Task input.
══════════
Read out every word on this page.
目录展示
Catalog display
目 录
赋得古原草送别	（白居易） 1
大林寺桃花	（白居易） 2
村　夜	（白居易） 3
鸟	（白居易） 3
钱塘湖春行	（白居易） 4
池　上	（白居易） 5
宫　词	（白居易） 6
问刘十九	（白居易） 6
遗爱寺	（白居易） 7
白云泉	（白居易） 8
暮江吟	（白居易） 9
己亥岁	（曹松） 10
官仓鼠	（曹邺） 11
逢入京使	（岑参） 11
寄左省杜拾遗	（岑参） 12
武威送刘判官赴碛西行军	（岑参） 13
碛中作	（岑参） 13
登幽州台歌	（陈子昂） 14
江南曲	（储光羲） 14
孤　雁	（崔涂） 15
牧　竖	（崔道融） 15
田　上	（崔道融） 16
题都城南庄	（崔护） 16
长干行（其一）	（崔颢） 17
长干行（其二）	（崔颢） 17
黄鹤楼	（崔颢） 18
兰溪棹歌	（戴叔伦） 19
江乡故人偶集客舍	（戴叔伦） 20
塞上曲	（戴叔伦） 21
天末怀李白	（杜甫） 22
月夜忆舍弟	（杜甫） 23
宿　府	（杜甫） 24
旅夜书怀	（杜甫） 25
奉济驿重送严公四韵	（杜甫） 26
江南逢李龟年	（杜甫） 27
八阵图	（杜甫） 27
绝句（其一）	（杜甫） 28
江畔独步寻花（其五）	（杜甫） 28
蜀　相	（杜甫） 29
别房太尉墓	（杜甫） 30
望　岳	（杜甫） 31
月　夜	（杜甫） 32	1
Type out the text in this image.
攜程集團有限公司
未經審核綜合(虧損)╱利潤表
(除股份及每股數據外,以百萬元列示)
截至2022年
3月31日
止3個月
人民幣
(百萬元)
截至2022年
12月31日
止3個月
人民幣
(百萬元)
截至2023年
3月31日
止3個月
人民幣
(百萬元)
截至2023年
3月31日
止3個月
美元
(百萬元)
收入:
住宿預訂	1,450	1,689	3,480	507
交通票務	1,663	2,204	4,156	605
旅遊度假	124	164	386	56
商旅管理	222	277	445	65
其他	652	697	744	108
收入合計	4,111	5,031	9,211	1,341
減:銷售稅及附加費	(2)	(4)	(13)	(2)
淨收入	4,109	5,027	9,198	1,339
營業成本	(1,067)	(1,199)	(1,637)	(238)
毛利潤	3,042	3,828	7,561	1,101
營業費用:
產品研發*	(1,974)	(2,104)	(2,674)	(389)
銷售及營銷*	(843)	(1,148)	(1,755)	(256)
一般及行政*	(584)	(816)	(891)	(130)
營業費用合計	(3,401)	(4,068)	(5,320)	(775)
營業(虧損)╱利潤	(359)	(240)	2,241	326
══════════
Work to complete. Every record above must be duplicated exactly.

Finished answer.
Read out every word on this page.
目录展示
Catalog display
目 录
赋得古原草送别	（白居易） 1
大林寺桃花	（白居易） 2
村　夜	（白居易） 3
鸟	（白居易） 3
钱塘湖春行	（白居易） 4
池　上	（白居易） 5
宫　词	（白居易） 6
问刘十九	（白居易） 6
遗爱寺	（白居易） 7
白云泉	（白居易） 8
暮江吟	（白居易） 9
己亥岁	（曹松） 10
官仓鼠	（曹邺） 11
逢入京使	（岑参） 11
寄左省杜拾遗	（岑参） 12
武威送刘判官赴碛西行军	（岑参） 13
碛中作	（岑参） 13
登幽州台歌	（陈子昂） 14
江南曲	（储光羲） 14
孤　雁	（崔涂） 15
牧　竖	（崔道融） 15
田　上	（崔道融） 16
题都城南庄	（崔护） 16
长干行（其一）	（崔颢） 17
长干行（其二）	（崔颢） 17
黄鹤楼	（崔颢） 18
兰溪棹歌	（戴叔伦） 19
江乡故人偶集客舍	（戴叔伦） 20
塞上曲	（戴叔伦） 21
天末怀李白	（杜甫） 22
月夜忆舍弟	（杜甫） 23
宿　府	（杜甫） 24
旅夜书怀	（杜甫） 25
奉济驿重送严公四韵	（杜甫） 26
江南逢李龟年	（杜甫） 27
八阵图	（杜甫） 27
绝句（其一）	（杜甫） 28
江畔独步寻花（其五）	（杜甫） 28
蜀　相	（杜甫） 29
别房太尉墓	（杜甫） 30
望　岳	（杜甫） 31
月　夜	（杜甫） 32	1
Type out the text in this image.
攜程集團有限公司
未經審核綜合(虧損)╱利潤表
(除股份及每股數據外,以百萬元列示)
截至2022年
3月31日
止3個月
人民幣
(百萬元)
截至2022年
12月31日
止3個月
人民幣
(百萬元)
截至2023年
3月31日
止3個月
人民幣
(百萬元)
截至2023年
3月31日
止3個月
美元
(百萬元)
收入:
住宿預訂	1,450	1,689	3,480	507
交通票務	1,663	2,204	4,156	605
旅遊度假	124	164	386	56
商旅管理	222	277	445	65
其他	652	697	744	108
收入合計	4,111	5,031	9,211	1,341
減:銷售稅及附加費	(2)	(4)	(13)	(2)
淨收入	4,109	5,027	9,198	1,339
營業成本	(1,067)	(1,199)	(1,637)	(238)
毛利潤	3,042	3,828	7,561	1,101
營業費用:
產品研發*	(1,974)	(2,104)	(2,674)	(389)
銷售及營銷*	(843)	(1,148)	(1,755)	(256)
一般及行政*	(584)	(816)	(891)	(130)
營業費用合計	(3,401)	(4,068)	(5,320)	(775)
營業(虧損)╱利潤	(359)	(240)	2,241	326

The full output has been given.